--- Begin Items ---
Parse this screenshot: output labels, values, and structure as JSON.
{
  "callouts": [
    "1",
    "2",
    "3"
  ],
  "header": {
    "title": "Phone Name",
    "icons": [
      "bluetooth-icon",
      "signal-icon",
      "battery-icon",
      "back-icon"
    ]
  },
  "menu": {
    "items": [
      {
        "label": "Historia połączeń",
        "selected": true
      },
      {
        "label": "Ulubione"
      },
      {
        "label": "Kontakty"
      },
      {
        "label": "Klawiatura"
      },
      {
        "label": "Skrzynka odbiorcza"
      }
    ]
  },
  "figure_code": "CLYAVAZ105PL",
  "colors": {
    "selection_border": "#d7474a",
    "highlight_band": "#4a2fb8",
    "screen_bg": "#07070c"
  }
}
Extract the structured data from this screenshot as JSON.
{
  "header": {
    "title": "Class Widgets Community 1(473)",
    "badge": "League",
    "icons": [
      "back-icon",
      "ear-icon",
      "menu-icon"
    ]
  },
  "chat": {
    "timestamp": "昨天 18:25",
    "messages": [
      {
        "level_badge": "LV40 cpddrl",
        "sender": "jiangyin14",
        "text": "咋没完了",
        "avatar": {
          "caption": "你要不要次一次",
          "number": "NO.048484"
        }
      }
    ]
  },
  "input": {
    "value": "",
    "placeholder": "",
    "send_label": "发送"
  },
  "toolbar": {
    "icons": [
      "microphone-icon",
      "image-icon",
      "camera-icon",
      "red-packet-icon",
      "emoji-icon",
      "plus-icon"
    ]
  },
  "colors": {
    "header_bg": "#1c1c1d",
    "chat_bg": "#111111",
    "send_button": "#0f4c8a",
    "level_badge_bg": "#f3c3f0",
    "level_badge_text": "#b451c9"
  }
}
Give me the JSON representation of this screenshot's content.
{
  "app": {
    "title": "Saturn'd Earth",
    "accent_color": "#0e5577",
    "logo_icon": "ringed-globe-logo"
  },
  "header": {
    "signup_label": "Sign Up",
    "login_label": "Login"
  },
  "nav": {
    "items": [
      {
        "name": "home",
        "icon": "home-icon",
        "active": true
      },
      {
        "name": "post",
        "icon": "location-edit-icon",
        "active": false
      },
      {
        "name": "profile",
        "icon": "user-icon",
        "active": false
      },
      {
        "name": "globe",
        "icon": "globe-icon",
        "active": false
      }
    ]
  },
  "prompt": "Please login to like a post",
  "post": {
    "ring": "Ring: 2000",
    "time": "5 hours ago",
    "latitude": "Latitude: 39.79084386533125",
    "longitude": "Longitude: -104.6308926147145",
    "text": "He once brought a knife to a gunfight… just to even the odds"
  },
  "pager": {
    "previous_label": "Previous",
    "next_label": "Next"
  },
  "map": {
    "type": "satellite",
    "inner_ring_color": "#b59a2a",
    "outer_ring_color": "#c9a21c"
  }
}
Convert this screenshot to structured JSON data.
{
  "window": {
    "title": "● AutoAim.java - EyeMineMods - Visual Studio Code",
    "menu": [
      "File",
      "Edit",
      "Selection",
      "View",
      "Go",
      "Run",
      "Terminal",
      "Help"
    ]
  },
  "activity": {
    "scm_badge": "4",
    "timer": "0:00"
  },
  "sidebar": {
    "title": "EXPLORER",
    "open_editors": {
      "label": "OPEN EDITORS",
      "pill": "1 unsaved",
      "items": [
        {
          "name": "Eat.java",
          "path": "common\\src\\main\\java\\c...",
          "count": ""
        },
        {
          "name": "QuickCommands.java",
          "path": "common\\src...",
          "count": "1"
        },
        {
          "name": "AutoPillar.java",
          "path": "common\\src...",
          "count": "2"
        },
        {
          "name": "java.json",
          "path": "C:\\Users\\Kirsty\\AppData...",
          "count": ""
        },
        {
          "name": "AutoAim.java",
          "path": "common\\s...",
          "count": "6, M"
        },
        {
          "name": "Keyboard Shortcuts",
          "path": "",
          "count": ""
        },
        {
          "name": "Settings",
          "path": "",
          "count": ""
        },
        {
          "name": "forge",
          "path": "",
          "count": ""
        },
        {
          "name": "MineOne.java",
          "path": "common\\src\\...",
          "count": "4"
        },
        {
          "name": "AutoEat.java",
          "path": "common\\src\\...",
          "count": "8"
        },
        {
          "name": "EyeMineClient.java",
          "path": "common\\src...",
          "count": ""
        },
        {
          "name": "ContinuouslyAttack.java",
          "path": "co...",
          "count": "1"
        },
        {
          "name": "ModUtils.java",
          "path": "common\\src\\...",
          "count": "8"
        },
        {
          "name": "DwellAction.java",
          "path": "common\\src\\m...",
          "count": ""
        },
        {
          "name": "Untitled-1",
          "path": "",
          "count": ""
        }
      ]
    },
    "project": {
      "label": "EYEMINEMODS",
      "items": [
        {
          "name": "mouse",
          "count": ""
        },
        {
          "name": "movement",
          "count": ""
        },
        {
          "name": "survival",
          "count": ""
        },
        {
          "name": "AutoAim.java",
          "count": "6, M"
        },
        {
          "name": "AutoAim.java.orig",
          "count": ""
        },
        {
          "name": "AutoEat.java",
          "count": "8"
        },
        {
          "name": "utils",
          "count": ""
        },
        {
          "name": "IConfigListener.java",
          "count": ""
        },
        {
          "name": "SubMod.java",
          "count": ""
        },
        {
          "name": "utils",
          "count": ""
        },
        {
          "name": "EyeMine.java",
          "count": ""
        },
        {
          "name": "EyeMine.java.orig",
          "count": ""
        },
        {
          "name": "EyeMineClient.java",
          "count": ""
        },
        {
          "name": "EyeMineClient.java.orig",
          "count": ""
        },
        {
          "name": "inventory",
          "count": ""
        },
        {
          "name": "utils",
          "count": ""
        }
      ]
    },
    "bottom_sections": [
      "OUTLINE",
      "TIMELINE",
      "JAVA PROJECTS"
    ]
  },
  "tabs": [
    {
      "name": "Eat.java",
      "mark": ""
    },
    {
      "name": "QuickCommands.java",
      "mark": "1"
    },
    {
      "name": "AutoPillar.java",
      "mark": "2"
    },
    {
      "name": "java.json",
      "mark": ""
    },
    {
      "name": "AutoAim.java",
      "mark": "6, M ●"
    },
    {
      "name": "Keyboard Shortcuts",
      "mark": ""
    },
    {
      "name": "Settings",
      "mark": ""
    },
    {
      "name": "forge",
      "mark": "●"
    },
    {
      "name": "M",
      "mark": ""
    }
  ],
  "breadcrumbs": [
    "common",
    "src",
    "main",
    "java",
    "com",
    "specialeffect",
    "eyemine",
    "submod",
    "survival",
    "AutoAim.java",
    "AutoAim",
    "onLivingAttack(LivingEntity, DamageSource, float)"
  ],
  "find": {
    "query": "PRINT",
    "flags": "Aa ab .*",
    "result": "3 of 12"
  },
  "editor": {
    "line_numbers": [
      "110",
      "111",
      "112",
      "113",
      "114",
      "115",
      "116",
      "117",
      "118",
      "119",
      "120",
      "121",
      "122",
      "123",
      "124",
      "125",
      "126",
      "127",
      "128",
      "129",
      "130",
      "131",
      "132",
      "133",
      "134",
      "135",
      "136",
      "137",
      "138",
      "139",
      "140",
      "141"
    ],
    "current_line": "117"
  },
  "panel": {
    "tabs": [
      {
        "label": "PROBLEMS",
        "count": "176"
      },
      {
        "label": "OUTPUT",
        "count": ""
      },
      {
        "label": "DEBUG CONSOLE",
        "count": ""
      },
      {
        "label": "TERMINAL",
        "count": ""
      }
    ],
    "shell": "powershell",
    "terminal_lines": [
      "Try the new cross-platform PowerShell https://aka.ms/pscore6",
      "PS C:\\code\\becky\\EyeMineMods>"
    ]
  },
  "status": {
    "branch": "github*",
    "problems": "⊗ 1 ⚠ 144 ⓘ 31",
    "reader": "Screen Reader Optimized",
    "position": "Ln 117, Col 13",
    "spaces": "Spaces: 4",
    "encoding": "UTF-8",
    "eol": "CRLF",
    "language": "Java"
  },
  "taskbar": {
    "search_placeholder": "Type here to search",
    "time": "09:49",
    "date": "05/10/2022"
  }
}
--- End Items ---
• **Request**: Supply the count of lines in the entries that contain the word "Shortcuts", and nothing besides.

• **Right answer**: 2